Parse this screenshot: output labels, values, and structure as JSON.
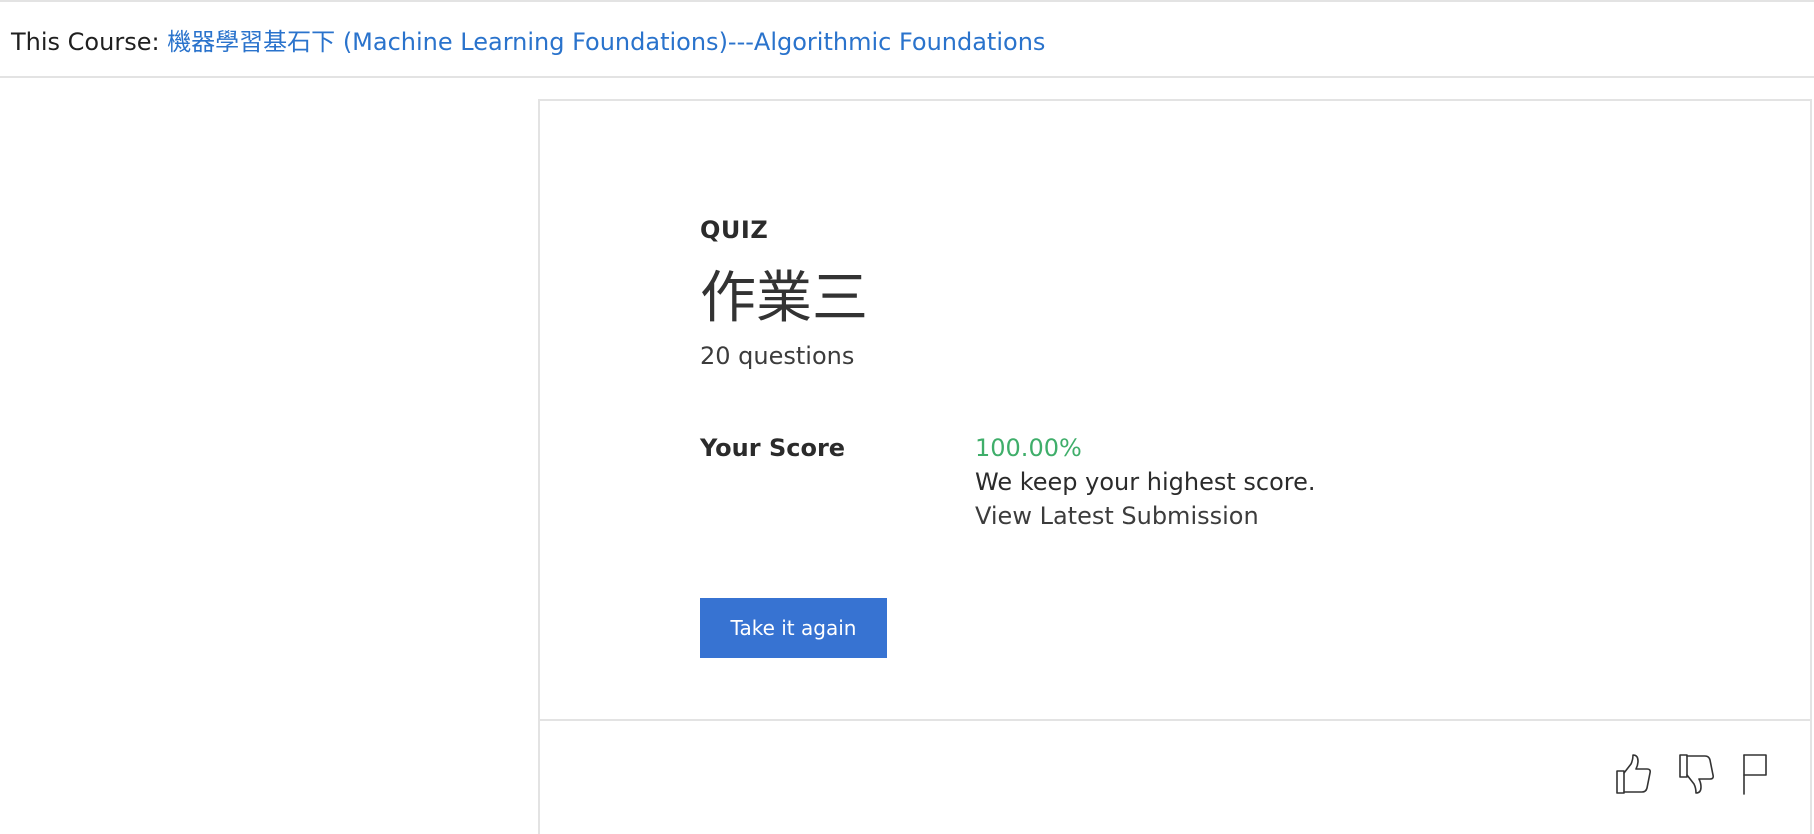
{
  "course": {
    "prefix": "This Course:",
    "link_text": "機器學習基石下 (Machine Learning Foundations)---Algorithmic Foundations"
  },
  "quiz": {
    "label": "QUIZ",
    "title": "作業三",
    "question_count": "20 questions"
  },
  "score": {
    "label": "Your Score",
    "value": "100.00%",
    "note": "We keep your highest score.",
    "view_latest": "View Latest Submission"
  },
  "actions": {
    "retake_label": "Take it again"
  },
  "feedback": {
    "icons": [
      "thumbs-up-icon",
      "thumbs-down-icon",
      "flag-icon"
    ]
  },
  "colors": {
    "link": "#2a73cc",
    "score": "#3fae6a",
    "button": "#3773d2"
  }
}
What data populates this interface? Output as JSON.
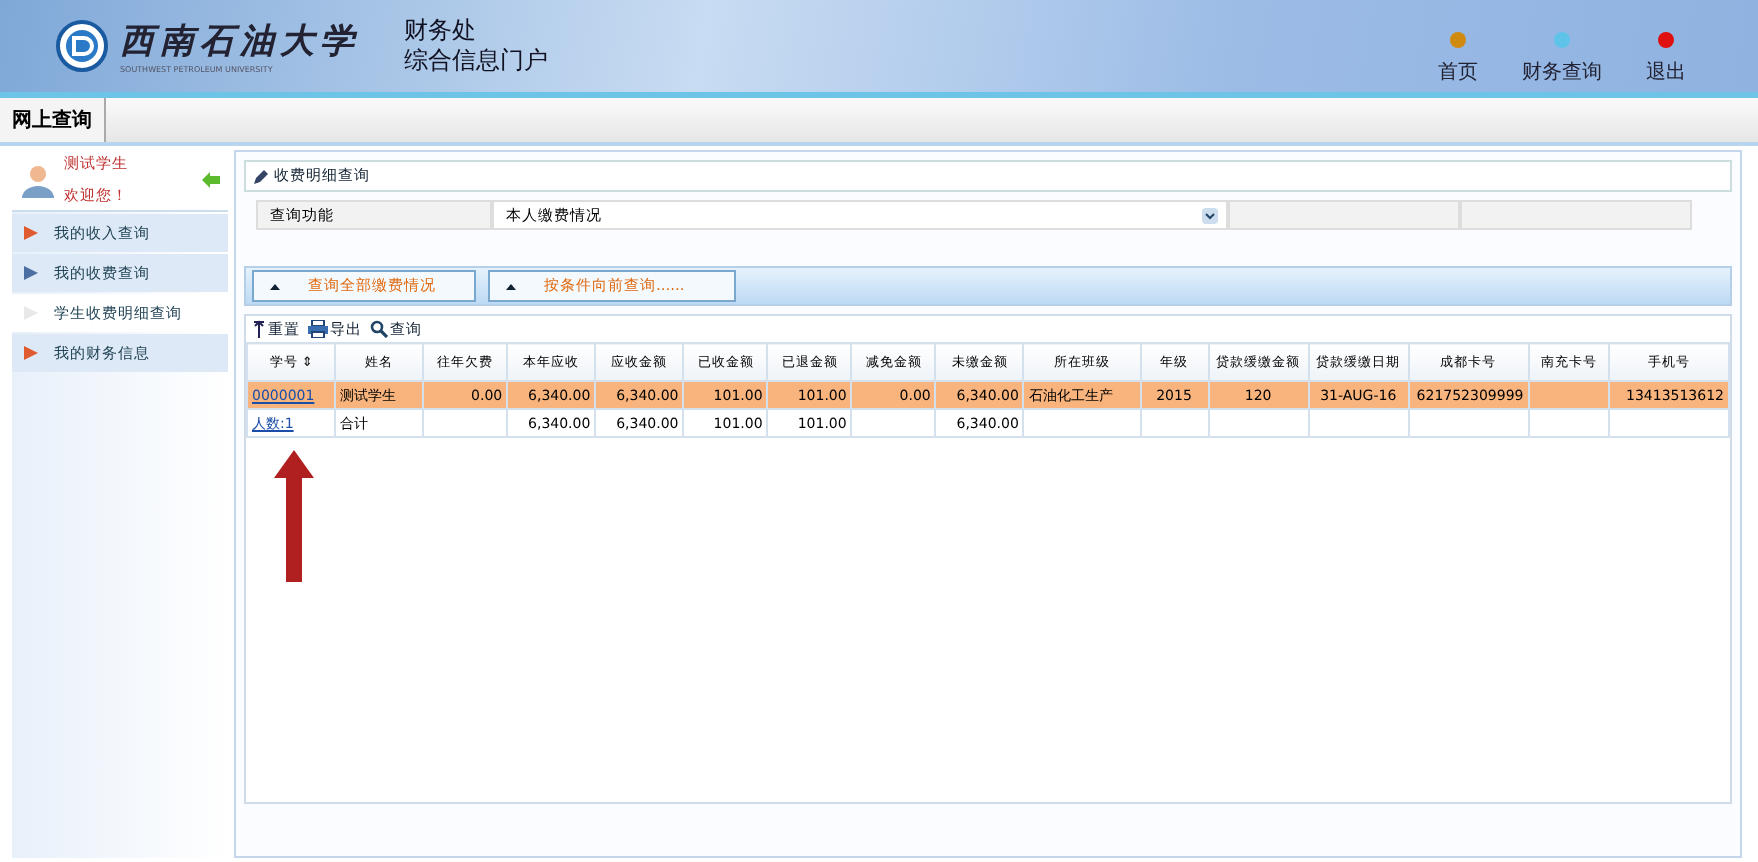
{
  "header": {
    "logo_text": "西南石油大学",
    "logo_subtext": "SOUTHWEST PETROLEUM UNIVERSITY",
    "title_lines": [
      "财务处",
      "综合信息门户"
    ],
    "nav": [
      {
        "label": "首页",
        "color": "#d08a10"
      },
      {
        "label": "财务查询",
        "color": "#5ec3e8"
      },
      {
        "label": "退出",
        "color": "#e01010"
      }
    ]
  },
  "tabs": [
    {
      "label": "网上查询",
      "selected": true
    }
  ],
  "sidebar": {
    "user_name": "测试学生",
    "greeting": "欢迎您！",
    "items": [
      {
        "label": "我的收入查询",
        "selected": false,
        "color": "#e05a30"
      },
      {
        "label": "我的收费查询",
        "selected": false,
        "color": "#4a6fa0"
      },
      {
        "label": "学生收费明细查询",
        "selected": true,
        "color": "#e8e8e8"
      },
      {
        "label": "我的财务信息",
        "selected": false,
        "color": "#e05a30"
      }
    ]
  },
  "panel": {
    "title": "收费明细查询",
    "query_label": "查询功能",
    "query_value": "本人缴费情况",
    "accordion": [
      {
        "label": "查询全部缴费情况"
      },
      {
        "label": "按条件向前查询......"
      }
    ],
    "toolbar": [
      {
        "label": "重置",
        "kind": "reset"
      },
      {
        "label": "导出",
        "kind": "export"
      },
      {
        "label": "查询",
        "kind": "search"
      }
    ],
    "table": {
      "columns": [
        "学号 ⇕",
        "姓名",
        "往年欠费",
        "本年应收",
        "应收金额",
        "已收金额",
        "已退金额",
        "减免金额",
        "未缴金额",
        "所在班级",
        "年级",
        "贷款缓缴金额",
        "贷款缓缴日期",
        "成都卡号",
        "南充卡号",
        "手机号"
      ],
      "rows": [
        {
          "selected": true,
          "cells": [
            "0000001",
            "测试学生",
            "0.00",
            "6,340.00",
            "6,340.00",
            "101.00",
            "101.00",
            "0.00",
            "6,340.00",
            "石油化工生产",
            "2015",
            "120",
            "31-AUG-16",
            "621752309999",
            "",
            "13413513612"
          ]
        },
        {
          "selected": false,
          "cells": [
            "人数:1",
            "合计",
            "",
            "6,340.00",
            "6,340.00",
            "101.00",
            "101.00",
            "",
            "6,340.00",
            "",
            "",
            "",
            "",
            "",
            "",
            ""
          ]
        }
      ]
    }
  }
}
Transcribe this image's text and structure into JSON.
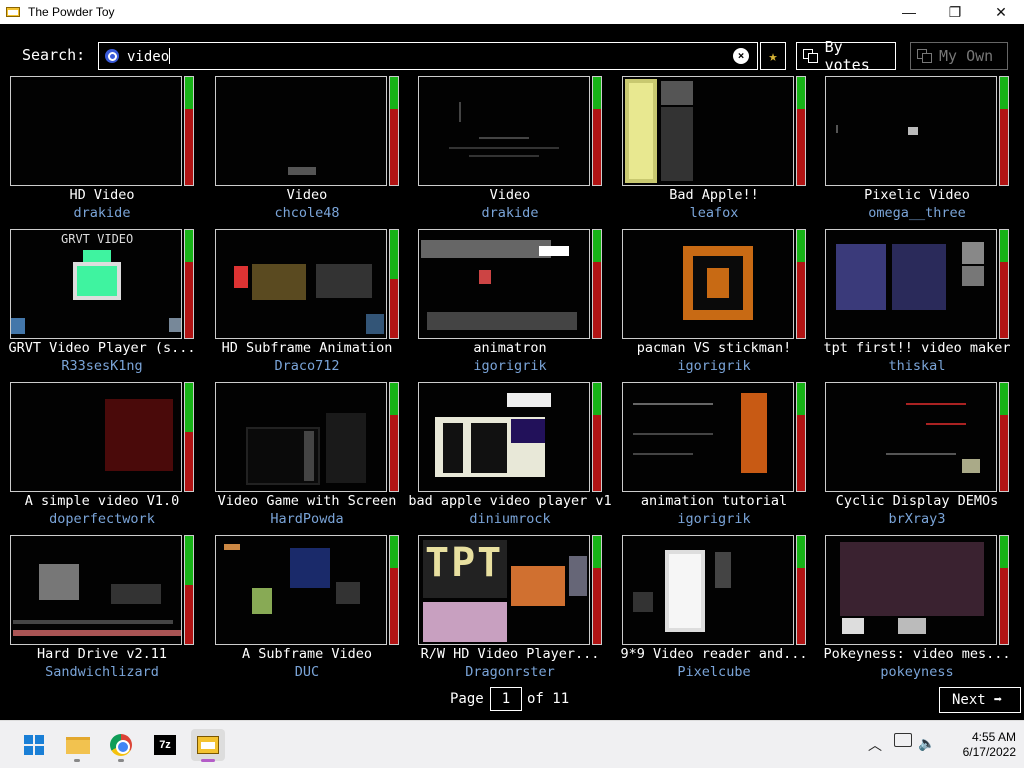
{
  "window": {
    "title": "The Powder Toy",
    "minimize": "—",
    "maximize": "❐",
    "close": "✕"
  },
  "search": {
    "label": "Search:",
    "value": "video",
    "clear_icon": "⊗",
    "fav_icon": "★",
    "sort_button": "By votes",
    "myown_button": "My Own"
  },
  "saves": [
    {
      "name": "HD Video",
      "author": "drakide",
      "votes_up_fraction": 0.3
    },
    {
      "name": "Video",
      "author": "chcole48",
      "votes_up_fraction": 0.3
    },
    {
      "name": "Video",
      "author": "drakide",
      "votes_up_fraction": 0.3
    },
    {
      "name": "Bad Apple!!",
      "author": "leafox",
      "votes_up_fraction": 0.3
    },
    {
      "name": "Pixelic Video",
      "author": "omega__three",
      "votes_up_fraction": 0.3
    },
    {
      "name": "GRVT Video Player (s...",
      "author": "R33sesK1ng",
      "votes_up_fraction": 0.3
    },
    {
      "name": "HD Subframe Animation",
      "author": "Draco712",
      "votes_up_fraction": 0.45
    },
    {
      "name": "animatron",
      "author": "igorigrik",
      "votes_up_fraction": 0.3
    },
    {
      "name": "pacman VS stickman!",
      "author": "igorigrik",
      "votes_up_fraction": 0.3
    },
    {
      "name": "tpt first!! video maker",
      "author": "thiskal",
      "votes_up_fraction": 0.3
    },
    {
      "name": "A simple video V1.0",
      "author": "doperfectwork",
      "votes_up_fraction": 0.45
    },
    {
      "name": "Video Game with Screen",
      "author": "HardPowda",
      "votes_up_fraction": 0.3
    },
    {
      "name": "bad apple video player v1",
      "author": "diniumrock",
      "votes_up_fraction": 0.3
    },
    {
      "name": "animation tutorial",
      "author": "igorigrik",
      "votes_up_fraction": 0.3
    },
    {
      "name": "Cyclic Display DEMOs",
      "author": "brXray3",
      "votes_up_fraction": 0.3
    },
    {
      "name": "Hard Drive v2.11",
      "author": "Sandwichlizard",
      "votes_up_fraction": 0.45
    },
    {
      "name": "A Subframe Video",
      "author": "DUC",
      "votes_up_fraction": 0.3
    },
    {
      "name": "R/W HD Video Player...",
      "author": "Dragonrster",
      "votes_up_fraction": 0.3
    },
    {
      "name": "9*9 Video reader and...",
      "author": "Pixelcube",
      "votes_up_fraction": 0.3
    },
    {
      "name": "Pokeyness: video mes...",
      "author": "pokeyness",
      "votes_up_fraction": 0.3
    }
  ],
  "thumb_texts": {
    "grvt_title": "GRVT VIDEO",
    "tpt_logo": "TPT"
  },
  "pager": {
    "page_label": "Page",
    "page_value": "1",
    "of_label": "of 11",
    "next_label": "Next",
    "next_icon": "➡"
  },
  "taskbar": {
    "time": "4:55 AM",
    "date": "6/17/2022",
    "chevron_icon": "︿",
    "network_icon": "▭",
    "volume_icon": "🔈",
    "sevenzip_label": "7z"
  },
  "colors": {
    "vote_up": "#17b317",
    "vote_down": "#b11414",
    "author": "#7aa4d8"
  }
}
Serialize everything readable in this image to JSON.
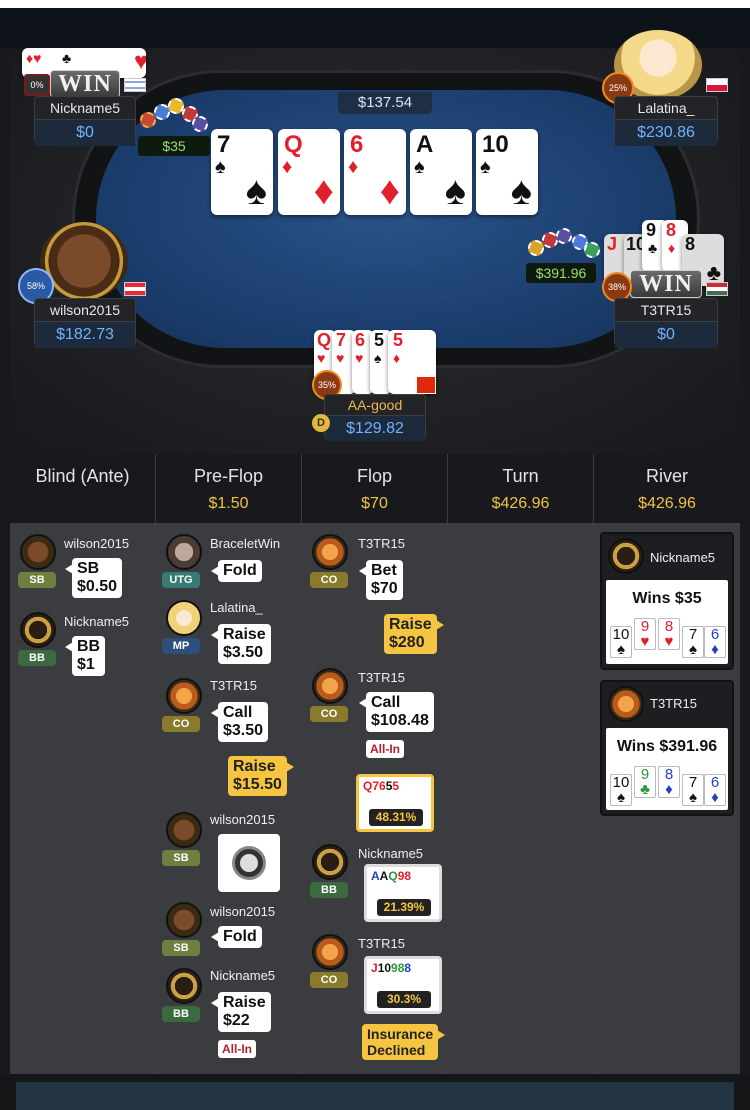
{
  "table": {
    "pot": "$137.54",
    "board": [
      {
        "rank": "7",
        "suit": "♠",
        "color": "blk"
      },
      {
        "rank": "Q",
        "suit": "♦",
        "color": "red"
      },
      {
        "rank": "6",
        "suit": "♦",
        "color": "red"
      },
      {
        "rank": "A",
        "suit": "♠",
        "color": "blk"
      },
      {
        "rank": "10",
        "suit": "♠",
        "color": "blk"
      }
    ],
    "players": {
      "nickname5": {
        "name": "Nickname5",
        "stack": "$0",
        "badge": "0%",
        "win": "WIN",
        "bet": "$35"
      },
      "lalatina": {
        "name": "Lalatina_",
        "stack": "$230.86",
        "badge": "25%"
      },
      "wilson": {
        "name": "wilson2015",
        "stack": "$182.73",
        "badge": "58%"
      },
      "t3tr15": {
        "name": "T3TR15",
        "stack": "$0",
        "badge": "38%",
        "win": "WIN",
        "bet": "$391.96"
      },
      "aagood": {
        "name": "AA-good",
        "stack": "$129.82",
        "badge": "35%",
        "dealer": "D"
      }
    }
  },
  "history": {
    "columns": [
      {
        "title": "Blind (Ante)",
        "amount": ""
      },
      {
        "title": "Pre-Flop",
        "amount": "$1.50"
      },
      {
        "title": "Flop",
        "amount": "$70"
      },
      {
        "title": "Turn",
        "amount": "$426.96"
      },
      {
        "title": "River",
        "amount": "$426.96"
      }
    ],
    "blind": [
      {
        "name": "wilson2015",
        "pos": "SB",
        "action": [
          "SB",
          "$0.50"
        ]
      },
      {
        "name": "Nickname5",
        "pos": "BB",
        "action": [
          "BB",
          "$1"
        ]
      }
    ],
    "preflop": [
      {
        "name": "BraceletWin",
        "pos": "UTG",
        "action": [
          "Fold"
        ]
      },
      {
        "name": "Lalatina_",
        "pos": "MP",
        "action": [
          "Raise",
          "$3.50"
        ]
      },
      {
        "name": "T3TR15",
        "pos": "CO",
        "action": [
          "Call",
          "$3.50"
        ]
      },
      {
        "raise": [
          "Raise",
          "$15.50"
        ]
      },
      {
        "name": "wilson2015",
        "pos": "SB"
      },
      {
        "name": "wilson2015",
        "pos": "SB",
        "action": [
          "Fold"
        ]
      },
      {
        "name": "Nickname5",
        "pos": "BB",
        "action": [
          "Raise",
          "$22"
        ],
        "allin": "All-In"
      }
    ],
    "flop": [
      {
        "name": "T3TR15",
        "pos": "CO",
        "action": [
          "Bet",
          "$70"
        ]
      },
      {
        "raise": [
          "Raise",
          "$280"
        ]
      },
      {
        "name": "T3TR15",
        "pos": "CO",
        "action": [
          "Call",
          "$108.48"
        ],
        "allin": "All-In"
      },
      {
        "equity": "48.31%"
      },
      {
        "name": "Nickname5",
        "pos": "BB",
        "equity": "21.39%"
      },
      {
        "name": "T3TR15",
        "pos": "CO",
        "equity": "30.3%"
      },
      {
        "insurance": [
          "Insurance",
          "Declined"
        ]
      }
    ],
    "river": [
      {
        "name": "Nickname5",
        "wins": "Wins $35"
      },
      {
        "name": "T3TR15",
        "wins": "Wins $391.96"
      }
    ]
  }
}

*****

**SET EXERCISE:**
Track down every line of the material containing the string "selected", and copy it.

**RESULT OF THE EXERCISE:**
      "selected": true
        "selected": false,
        "selected": false,
        "selected": true,
        "selected": false,
          "selected": true,
          "selected": false,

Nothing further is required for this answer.